__Stated problem__
Transcribe the lines of the records starting with the one that has "What text is on this page?" in it and ending with the last, and transcribe nothing else.

__Material__
-- Start --

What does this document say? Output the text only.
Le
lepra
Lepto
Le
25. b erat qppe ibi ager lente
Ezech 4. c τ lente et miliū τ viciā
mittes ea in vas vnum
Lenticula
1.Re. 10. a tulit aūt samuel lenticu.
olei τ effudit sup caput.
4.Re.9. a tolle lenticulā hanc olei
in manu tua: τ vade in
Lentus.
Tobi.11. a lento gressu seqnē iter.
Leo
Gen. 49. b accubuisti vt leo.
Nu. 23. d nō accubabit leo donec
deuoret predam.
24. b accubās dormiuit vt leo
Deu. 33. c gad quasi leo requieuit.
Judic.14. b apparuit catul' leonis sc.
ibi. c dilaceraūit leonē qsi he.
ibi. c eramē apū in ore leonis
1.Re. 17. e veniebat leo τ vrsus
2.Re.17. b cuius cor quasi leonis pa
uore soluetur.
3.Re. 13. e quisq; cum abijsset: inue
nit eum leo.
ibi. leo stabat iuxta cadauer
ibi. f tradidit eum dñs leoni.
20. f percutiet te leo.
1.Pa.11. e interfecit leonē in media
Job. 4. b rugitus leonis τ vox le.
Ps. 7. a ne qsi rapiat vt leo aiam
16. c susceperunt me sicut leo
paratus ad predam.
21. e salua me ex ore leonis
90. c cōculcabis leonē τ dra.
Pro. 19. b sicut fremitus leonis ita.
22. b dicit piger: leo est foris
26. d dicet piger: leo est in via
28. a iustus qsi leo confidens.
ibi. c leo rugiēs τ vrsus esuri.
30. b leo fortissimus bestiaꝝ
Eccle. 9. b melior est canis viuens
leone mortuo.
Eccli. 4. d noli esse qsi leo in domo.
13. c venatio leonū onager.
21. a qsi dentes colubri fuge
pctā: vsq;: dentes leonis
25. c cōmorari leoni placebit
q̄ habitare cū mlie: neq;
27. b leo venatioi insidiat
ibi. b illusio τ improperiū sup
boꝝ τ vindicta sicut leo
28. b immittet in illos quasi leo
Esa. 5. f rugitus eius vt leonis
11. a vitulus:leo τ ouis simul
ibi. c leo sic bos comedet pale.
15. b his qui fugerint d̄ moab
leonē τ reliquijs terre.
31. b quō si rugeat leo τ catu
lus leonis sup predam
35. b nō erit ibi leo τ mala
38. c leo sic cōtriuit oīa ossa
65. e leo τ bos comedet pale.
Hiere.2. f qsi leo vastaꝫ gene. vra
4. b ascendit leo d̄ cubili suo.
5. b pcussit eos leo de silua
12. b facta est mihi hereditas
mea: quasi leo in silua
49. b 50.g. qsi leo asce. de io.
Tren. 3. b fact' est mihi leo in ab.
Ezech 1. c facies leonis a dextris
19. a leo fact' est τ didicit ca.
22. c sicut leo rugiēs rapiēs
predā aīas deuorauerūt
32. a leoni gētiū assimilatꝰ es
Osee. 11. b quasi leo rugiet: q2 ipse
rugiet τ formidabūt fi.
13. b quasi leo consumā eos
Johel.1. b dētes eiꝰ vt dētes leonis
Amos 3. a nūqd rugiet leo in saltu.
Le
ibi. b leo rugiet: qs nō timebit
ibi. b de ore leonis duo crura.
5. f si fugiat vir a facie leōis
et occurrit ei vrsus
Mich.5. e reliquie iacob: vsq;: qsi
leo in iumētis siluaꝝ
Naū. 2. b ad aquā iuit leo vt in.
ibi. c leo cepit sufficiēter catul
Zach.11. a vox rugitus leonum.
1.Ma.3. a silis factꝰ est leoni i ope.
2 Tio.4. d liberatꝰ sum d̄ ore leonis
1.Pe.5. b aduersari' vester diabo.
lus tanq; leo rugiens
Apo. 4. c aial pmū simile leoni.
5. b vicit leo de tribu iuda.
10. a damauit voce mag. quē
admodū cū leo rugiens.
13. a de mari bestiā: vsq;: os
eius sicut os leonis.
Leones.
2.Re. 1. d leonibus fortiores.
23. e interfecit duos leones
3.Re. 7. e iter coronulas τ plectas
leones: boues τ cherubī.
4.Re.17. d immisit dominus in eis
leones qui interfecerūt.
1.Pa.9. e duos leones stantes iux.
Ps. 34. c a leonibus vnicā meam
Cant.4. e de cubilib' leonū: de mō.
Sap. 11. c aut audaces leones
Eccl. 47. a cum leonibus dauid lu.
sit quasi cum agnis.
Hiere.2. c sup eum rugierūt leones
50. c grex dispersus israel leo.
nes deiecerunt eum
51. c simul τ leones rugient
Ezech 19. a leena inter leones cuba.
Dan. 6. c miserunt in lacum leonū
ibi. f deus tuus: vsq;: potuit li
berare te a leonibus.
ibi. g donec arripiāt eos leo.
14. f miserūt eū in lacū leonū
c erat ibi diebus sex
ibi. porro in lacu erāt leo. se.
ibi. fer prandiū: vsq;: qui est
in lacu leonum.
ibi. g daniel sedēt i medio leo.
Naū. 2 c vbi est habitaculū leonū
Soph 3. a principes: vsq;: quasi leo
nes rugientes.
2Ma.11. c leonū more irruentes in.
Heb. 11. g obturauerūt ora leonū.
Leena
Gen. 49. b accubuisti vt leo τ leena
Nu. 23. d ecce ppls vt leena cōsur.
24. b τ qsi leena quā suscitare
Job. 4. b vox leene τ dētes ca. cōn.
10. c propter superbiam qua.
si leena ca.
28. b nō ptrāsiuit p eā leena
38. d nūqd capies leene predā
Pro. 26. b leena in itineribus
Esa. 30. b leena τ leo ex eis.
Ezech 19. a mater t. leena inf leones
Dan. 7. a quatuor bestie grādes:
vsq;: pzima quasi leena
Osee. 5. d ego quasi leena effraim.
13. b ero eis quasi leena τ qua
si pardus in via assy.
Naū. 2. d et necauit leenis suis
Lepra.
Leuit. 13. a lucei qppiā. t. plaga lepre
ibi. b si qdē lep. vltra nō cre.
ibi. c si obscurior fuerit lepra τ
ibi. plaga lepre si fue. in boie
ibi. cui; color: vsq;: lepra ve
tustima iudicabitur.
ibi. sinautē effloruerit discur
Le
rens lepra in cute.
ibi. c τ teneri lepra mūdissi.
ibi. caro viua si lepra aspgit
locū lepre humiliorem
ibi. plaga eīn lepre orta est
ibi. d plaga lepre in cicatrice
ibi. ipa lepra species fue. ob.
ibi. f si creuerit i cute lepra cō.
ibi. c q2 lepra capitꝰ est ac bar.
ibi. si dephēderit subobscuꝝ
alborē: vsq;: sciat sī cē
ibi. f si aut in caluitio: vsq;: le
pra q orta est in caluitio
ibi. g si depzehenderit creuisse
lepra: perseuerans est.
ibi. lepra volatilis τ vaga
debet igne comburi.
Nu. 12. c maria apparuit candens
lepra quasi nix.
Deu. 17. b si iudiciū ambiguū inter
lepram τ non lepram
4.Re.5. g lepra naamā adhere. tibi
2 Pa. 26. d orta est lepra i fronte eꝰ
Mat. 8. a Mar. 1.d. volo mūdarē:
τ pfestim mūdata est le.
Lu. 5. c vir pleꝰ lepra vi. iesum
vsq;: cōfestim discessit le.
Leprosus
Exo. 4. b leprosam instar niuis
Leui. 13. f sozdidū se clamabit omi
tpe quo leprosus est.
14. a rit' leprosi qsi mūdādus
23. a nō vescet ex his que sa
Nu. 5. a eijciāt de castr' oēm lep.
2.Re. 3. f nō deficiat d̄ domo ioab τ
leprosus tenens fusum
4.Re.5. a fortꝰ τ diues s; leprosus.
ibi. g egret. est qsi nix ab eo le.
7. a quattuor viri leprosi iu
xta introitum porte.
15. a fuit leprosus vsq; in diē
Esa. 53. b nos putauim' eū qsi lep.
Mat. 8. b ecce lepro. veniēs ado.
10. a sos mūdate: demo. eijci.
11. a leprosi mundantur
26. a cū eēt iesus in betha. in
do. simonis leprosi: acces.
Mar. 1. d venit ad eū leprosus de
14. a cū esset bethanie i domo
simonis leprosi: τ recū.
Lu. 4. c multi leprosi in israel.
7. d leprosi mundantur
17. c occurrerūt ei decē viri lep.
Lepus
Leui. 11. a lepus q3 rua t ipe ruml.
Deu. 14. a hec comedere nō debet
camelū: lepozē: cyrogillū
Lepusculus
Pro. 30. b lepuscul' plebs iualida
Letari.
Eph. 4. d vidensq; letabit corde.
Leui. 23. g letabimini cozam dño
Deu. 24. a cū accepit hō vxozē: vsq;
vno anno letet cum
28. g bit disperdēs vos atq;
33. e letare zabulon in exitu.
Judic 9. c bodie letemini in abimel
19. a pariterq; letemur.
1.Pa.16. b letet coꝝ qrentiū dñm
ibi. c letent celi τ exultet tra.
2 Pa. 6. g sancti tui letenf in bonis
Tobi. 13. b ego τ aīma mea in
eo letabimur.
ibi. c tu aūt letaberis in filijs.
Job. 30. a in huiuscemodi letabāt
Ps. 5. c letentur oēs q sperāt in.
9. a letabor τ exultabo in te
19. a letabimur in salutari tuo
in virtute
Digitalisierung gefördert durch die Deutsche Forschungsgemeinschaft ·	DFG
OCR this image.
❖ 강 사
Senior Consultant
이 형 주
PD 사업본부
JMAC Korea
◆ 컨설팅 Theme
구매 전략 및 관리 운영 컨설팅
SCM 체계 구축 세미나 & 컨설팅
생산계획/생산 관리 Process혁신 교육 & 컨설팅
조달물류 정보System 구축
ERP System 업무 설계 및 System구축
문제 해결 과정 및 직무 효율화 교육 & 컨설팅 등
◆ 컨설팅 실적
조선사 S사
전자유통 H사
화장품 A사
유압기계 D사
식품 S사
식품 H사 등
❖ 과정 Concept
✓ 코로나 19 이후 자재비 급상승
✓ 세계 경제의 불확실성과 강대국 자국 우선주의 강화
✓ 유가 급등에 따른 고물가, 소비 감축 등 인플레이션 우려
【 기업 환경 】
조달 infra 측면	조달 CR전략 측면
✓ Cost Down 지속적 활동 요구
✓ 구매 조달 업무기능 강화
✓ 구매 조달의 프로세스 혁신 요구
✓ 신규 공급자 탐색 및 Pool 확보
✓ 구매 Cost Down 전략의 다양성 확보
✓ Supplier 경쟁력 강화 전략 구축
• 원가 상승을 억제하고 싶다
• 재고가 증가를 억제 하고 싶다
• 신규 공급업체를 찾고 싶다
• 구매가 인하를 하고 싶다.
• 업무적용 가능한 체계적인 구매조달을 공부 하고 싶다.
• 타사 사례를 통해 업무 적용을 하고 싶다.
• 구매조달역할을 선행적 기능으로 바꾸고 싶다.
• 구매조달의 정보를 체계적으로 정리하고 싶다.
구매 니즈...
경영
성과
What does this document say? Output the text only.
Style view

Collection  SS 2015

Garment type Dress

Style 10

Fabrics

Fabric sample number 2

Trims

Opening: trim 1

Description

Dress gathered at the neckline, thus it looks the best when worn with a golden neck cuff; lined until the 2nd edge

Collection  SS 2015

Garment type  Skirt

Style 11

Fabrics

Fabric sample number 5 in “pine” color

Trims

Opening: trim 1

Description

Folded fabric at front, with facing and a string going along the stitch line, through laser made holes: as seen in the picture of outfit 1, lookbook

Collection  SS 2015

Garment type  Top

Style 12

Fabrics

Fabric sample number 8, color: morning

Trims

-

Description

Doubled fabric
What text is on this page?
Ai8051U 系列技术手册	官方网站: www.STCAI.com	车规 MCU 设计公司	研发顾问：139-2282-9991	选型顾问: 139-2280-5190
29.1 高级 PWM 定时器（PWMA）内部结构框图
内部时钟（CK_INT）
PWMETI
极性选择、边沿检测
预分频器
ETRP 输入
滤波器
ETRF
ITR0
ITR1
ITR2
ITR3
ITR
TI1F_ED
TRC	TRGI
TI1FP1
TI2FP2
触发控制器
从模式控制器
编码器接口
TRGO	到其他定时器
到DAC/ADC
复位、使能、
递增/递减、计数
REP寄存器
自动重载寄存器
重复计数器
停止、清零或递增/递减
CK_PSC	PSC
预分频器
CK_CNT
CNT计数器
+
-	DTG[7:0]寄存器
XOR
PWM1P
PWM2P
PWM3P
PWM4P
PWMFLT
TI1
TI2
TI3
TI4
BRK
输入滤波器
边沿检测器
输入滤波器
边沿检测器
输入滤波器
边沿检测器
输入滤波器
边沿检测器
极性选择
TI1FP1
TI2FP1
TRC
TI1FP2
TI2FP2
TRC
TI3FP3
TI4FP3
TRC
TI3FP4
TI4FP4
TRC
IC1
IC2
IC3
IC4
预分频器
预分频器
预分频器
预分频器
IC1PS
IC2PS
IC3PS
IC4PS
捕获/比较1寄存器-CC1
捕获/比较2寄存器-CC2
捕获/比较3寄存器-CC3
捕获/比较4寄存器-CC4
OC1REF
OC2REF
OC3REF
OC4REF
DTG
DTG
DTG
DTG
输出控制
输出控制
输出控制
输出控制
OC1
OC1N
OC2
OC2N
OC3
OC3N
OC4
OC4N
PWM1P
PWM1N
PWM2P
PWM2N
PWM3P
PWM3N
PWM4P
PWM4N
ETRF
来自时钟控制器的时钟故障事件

-- End --

__Result below__
What text is on this page?
Ai8051U 系列技术手册	官方网站: www.STCAI.com	车规 MCU 设计公司	研发顾问：139-2282-9991	选型顾问: 139-2280-5190
29.1 高级 PWM 定时器（PWMA）内部结构框图
内部时钟（CK_INT）
PWMETI
极性选择、边沿检测
预分频器
ETRP 输入
滤波器
ETRF
ITR0
ITR1
ITR2
ITR3
ITR
TI1F_ED
TRC	TRGI
TI1FP1
TI2FP2
触发控制器
从模式控制器
编码器接口
TRGO	到其他定时器
到DAC/ADC
复位、使能、
递增/递减、计数
REP寄存器
自动重载寄存器
重复计数器
停止、清零或递增/递减
CK_PSC	PSC
预分频器
CK_CNT
CNT计数器
+
-	DTG[7:0]寄存器
XOR
PWM1P
PWM2P
PWM3P
PWM4P
PWMFLT
TI1
TI2
TI3
TI4
BRK
输入滤波器
边沿检测器
输入滤波器
边沿检测器
输入滤波器
边沿检测器
输入滤波器
边沿检测器
极性选择
TI1FP1
TI2FP1
TRC
TI1FP2
TI2FP2
TRC
TI3FP3
TI4FP3
TRC
TI3FP4
TI4FP4
TRC
IC1
IC2
IC3
IC4
预分频器
预分频器
预分频器
预分频器
IC1PS
IC2PS
IC3PS
IC4PS
捕获/比较1寄存器-CC1
捕获/比较2寄存器-CC2
捕获/比较3寄存器-CC3
捕获/比较4寄存器-CC4
OC1REF
OC2REF
OC3REF
OC4REF
DTG
DTG
DTG
DTG
输出控制
输出控制
输出控制
输出控制
OC1
OC1N
OC2
OC2N
OC3
OC3N
OC4
OC4N
PWM1P
PWM1N
PWM2P
PWM2N
PWM3P
PWM3N
PWM4P
PWM4N
ETRF
来自时钟控制器的时钟故障事件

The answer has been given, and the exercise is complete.